WHAT YOU HAVE TO DO - Report in full every line in the entries below that contains the string "Annual". Letter case must match.

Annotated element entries
'''

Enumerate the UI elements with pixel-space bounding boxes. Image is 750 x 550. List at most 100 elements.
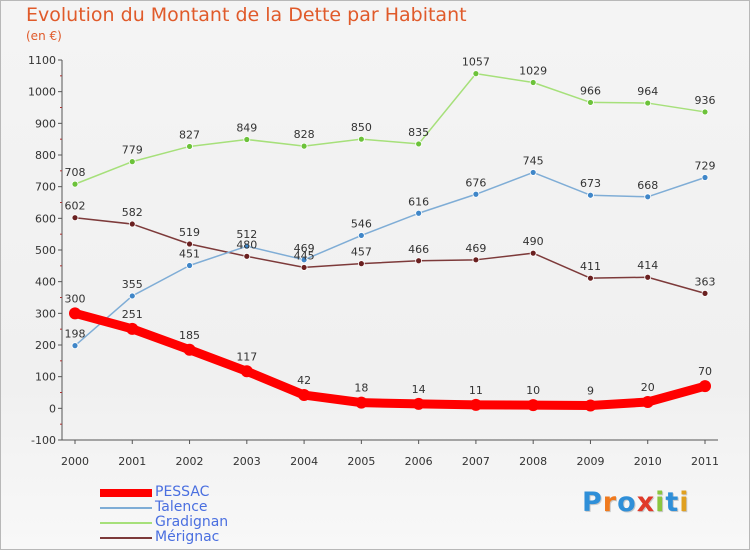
data-point <box>126 322 139 335</box>
legend-swatch <box>100 537 152 539</box>
series-line-gradignan <box>74 72 706 185</box>
data-label: 445 <box>294 249 315 262</box>
data-point <box>298 389 311 402</box>
data-label: 676 <box>465 176 486 189</box>
data-label: 300 <box>65 292 86 305</box>
x-tick-label: 2011 <box>691 455 719 468</box>
y-tick-label: 600 <box>35 212 56 225</box>
data-label: 512 <box>236 228 257 241</box>
series-line-mérignac <box>74 216 706 295</box>
x-tick-label: 2010 <box>634 455 662 468</box>
y-tick-label: 700 <box>35 181 56 194</box>
data-label: 582 <box>122 206 143 219</box>
data-point <box>128 220 136 228</box>
data-label: 20 <box>641 381 655 394</box>
chart-title: Evolution du Montant de la Dette par Hab… <box>26 4 467 26</box>
data-label: 70 <box>698 365 712 378</box>
data-label: 708 <box>65 166 86 179</box>
data-label: 10 <box>526 384 540 397</box>
y-tick-label: 100 <box>35 371 56 384</box>
data-point <box>243 242 251 250</box>
data-label: 414 <box>637 259 658 272</box>
data-label: 828 <box>294 128 315 141</box>
data-point <box>587 274 594 282</box>
data-point <box>644 193 652 201</box>
y-tick-label: 400 <box>35 276 56 289</box>
x-tick-label: 2006 <box>405 455 433 468</box>
x-tick-label: 2007 <box>462 455 490 468</box>
legend-label: PESSAC <box>155 484 210 500</box>
data-label: 673 <box>580 177 601 190</box>
data-point <box>529 169 537 176</box>
data-point <box>128 292 136 300</box>
data-point <box>240 365 253 378</box>
data-label: 185 <box>179 329 200 342</box>
y-tick-label: 500 <box>35 244 56 257</box>
data-point <box>300 264 308 271</box>
data-label: 668 <box>637 179 658 192</box>
data-label: 936 <box>695 94 716 107</box>
x-tick-label: 2009 <box>576 455 604 468</box>
data-point <box>472 70 480 78</box>
data-label: 616 <box>408 195 429 208</box>
data-point <box>243 252 251 260</box>
data-label: 1057 <box>462 56 490 69</box>
data-label: 42 <box>297 374 311 387</box>
y-tick-label: 0 <box>49 402 56 415</box>
legend-label: Mérignac <box>155 529 220 545</box>
data-point <box>69 307 81 320</box>
data-point <box>415 140 423 148</box>
data-label: 198 <box>65 328 86 341</box>
data-point <box>415 257 423 265</box>
x-tick-label: 2008 <box>519 455 547 468</box>
data-label: 451 <box>179 248 200 261</box>
data-point <box>587 99 594 106</box>
data-point <box>644 99 652 107</box>
data-point <box>128 158 136 166</box>
data-label: 466 <box>408 243 429 256</box>
x-tick-label: 2004 <box>290 455 318 468</box>
y-tick-label: 300 <box>35 307 56 320</box>
data-point <box>584 399 597 412</box>
data-point <box>472 256 480 264</box>
y-tick-label: 200 <box>35 339 56 352</box>
chart-subtitle: (en €) <box>26 29 62 43</box>
data-point <box>412 397 425 410</box>
proxiti-logo: Proxiti <box>582 487 690 518</box>
data-label: 480 <box>236 238 257 251</box>
y-tick-label: 900 <box>35 117 56 130</box>
data-point <box>469 398 482 411</box>
data-point <box>243 136 251 143</box>
data-point <box>587 191 594 199</box>
data-label: 251 <box>122 308 143 321</box>
data-label: 745 <box>523 154 544 167</box>
data-point <box>183 343 196 356</box>
y-tick-label: 800 <box>35 149 56 162</box>
data-label: 14 <box>412 383 426 396</box>
data-point <box>71 180 79 188</box>
data-point <box>71 342 79 350</box>
legend-swatch <box>100 522 152 524</box>
data-label: 18 <box>354 382 368 395</box>
data-label: 546 <box>351 217 372 230</box>
data-label: 457 <box>351 246 372 259</box>
data-point <box>472 190 480 198</box>
legend-swatch <box>100 507 152 509</box>
x-tick-label: 2003 <box>233 455 261 468</box>
legend-label: Talence <box>155 499 208 515</box>
data-point <box>357 260 365 268</box>
data-label: 602 <box>65 200 86 213</box>
data-point <box>527 399 540 412</box>
data-point <box>71 214 79 222</box>
data-label: 966 <box>580 84 601 97</box>
data-label: 827 <box>179 128 200 141</box>
series-line-talence <box>74 171 706 347</box>
data-point <box>701 174 709 181</box>
y-tick-label: 1100 <box>28 54 56 67</box>
data-label: 411 <box>580 260 601 273</box>
data-label: 363 <box>695 275 716 288</box>
data-label: 835 <box>408 126 429 139</box>
data-label: 11 <box>469 384 483 397</box>
data-point <box>641 396 654 408</box>
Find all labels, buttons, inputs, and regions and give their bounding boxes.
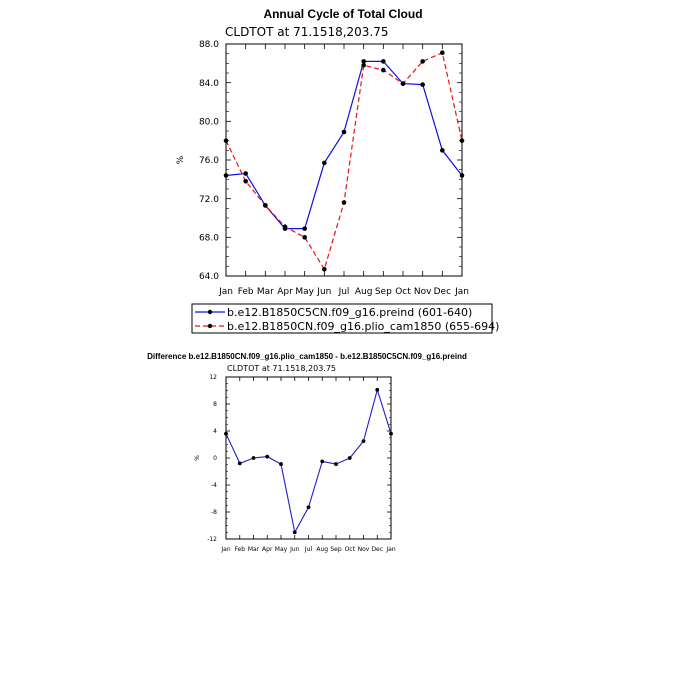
y-tick-label: 0 [213,455,217,462]
top-chart-subtitle: CLDTOT at 71.1518,203.75 [225,25,389,39]
x-tick-label: Jan [385,546,395,553]
series-2-point [322,266,327,272]
plot-frame [225,376,392,540]
x-tick-label: Dec [434,287,451,297]
series-2-point [223,138,229,143]
series-1-point [361,439,366,444]
series-2-point [400,81,406,86]
y-tick-label: 64.0 [199,272,219,282]
y-tick-label: -12 [207,536,217,543]
series-1-point [361,59,366,64]
x-tick-label: Jan [218,287,233,297]
x-tick-label: Nov [414,287,432,297]
bottom-chart-subtitle: CLDTOT at 71.1518,203.75 [227,364,336,373]
x-tick-label: Dec [371,546,383,553]
series-2-point [381,67,386,73]
y-tick-label: 68.0 [199,233,219,243]
y-tick-label: 8 [213,401,217,408]
top-chart-title: Annual Cycle of Total Cloud [263,7,422,21]
series-line-2 [225,51,463,271]
series-2-point [302,235,307,240]
x-tick-label: Mar [248,546,260,553]
legend-label-series-2: b.e12.B1850CN.f09_g16.plio_cam1850 (655-… [227,320,499,333]
y-tick-label: 80.0 [199,117,219,127]
series-1-point [347,456,352,460]
legend-label-series-1: b.e12.B1850C5CN.f09_g16.preind (601-640) [227,306,472,319]
x-tick-label: Sep [330,546,342,553]
series-line-1 [225,387,392,534]
series-1-point [341,129,347,135]
series-1-point [292,530,297,535]
y-tick-label: 4 [213,428,217,435]
series-1-point [237,461,242,466]
legend-marker-series-1 [207,309,213,315]
series-2-point [263,203,268,208]
series-1-point [420,82,425,87]
series-2-point [440,50,445,55]
series-1-point [251,456,256,460]
series-2-point [282,224,288,229]
series-1-point [243,171,248,176]
y-tick-label: -8 [211,509,217,516]
series-1-point [459,173,465,178]
bottom-chart: Difference b.e12.B1850CN.f09_g16.plio_ca… [147,352,467,553]
series-1-point [389,431,393,436]
x-tick-label: Apr [277,287,293,297]
x-tick-label: Jul [304,546,313,553]
series-1-point [306,505,311,510]
bottom-chart-ylabel: % [194,455,201,461]
series-1-point [320,459,325,464]
x-tick-label: Aug [355,287,373,297]
x-tick-label: Jul [338,287,350,297]
y-tick-label: 76.0 [199,156,219,166]
series-1-point [224,431,228,436]
x-tick-label: Jan [454,287,469,297]
y-tick-label: 84.0 [199,79,219,89]
y-tick-label: 72.0 [199,195,219,205]
x-tick-label: Oct [345,546,356,553]
y-tick-label: 12 [209,374,217,381]
x-tick-label: Jun [316,287,331,297]
x-tick-label: Mar [257,287,274,297]
series-1-point [279,462,283,466]
series-1-point [334,462,338,466]
series-2-point [341,200,347,205]
bottom-chart-title: Difference b.e12.B1850CN.f09_g16.plio_ca… [147,352,467,361]
y-tick-label: -4 [211,482,217,489]
series-1-point [223,173,229,178]
x-tick-label: Feb [234,546,245,553]
x-tick-label: Sep [375,287,392,297]
x-tick-label: Jun [289,546,300,553]
x-tick-label: Feb [238,287,254,297]
x-tick-label: Nov [358,546,370,553]
x-tick-label: Jan [220,546,230,553]
series-2-point [420,59,425,64]
series-2-point [243,178,248,184]
top-chart-ylabel: % [176,155,186,164]
legend-box [191,303,493,334]
series-1-point [302,226,307,231]
x-tick-label: Oct [395,287,411,297]
x-tick-label: Apr [262,546,273,553]
y-tick-label: 88.0 [199,40,219,50]
series-2-point [459,138,465,143]
series-1-point [322,160,327,166]
series-1-point [265,454,270,459]
series-2-point [361,62,366,68]
plot-frame [225,43,463,277]
series-1-point [381,59,386,64]
series-1-point [440,148,445,153]
x-tick-label: May [295,287,314,297]
top-chart: Annual Cycle of Total Cloud CLDTOT at 71… [176,7,499,334]
legend-marker-series-2 [207,323,213,329]
series-1-point [375,387,380,392]
x-tick-label: May [275,546,288,553]
x-tick-label: Aug [316,546,328,553]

'''

RESPONSE BELOW -
top-chart-title: Annual Cycle of Total Cloud [263,7,422,21]
top-chart: Annual Cycle of Total Cloud CLDTOT at 71… [176,7,499,334]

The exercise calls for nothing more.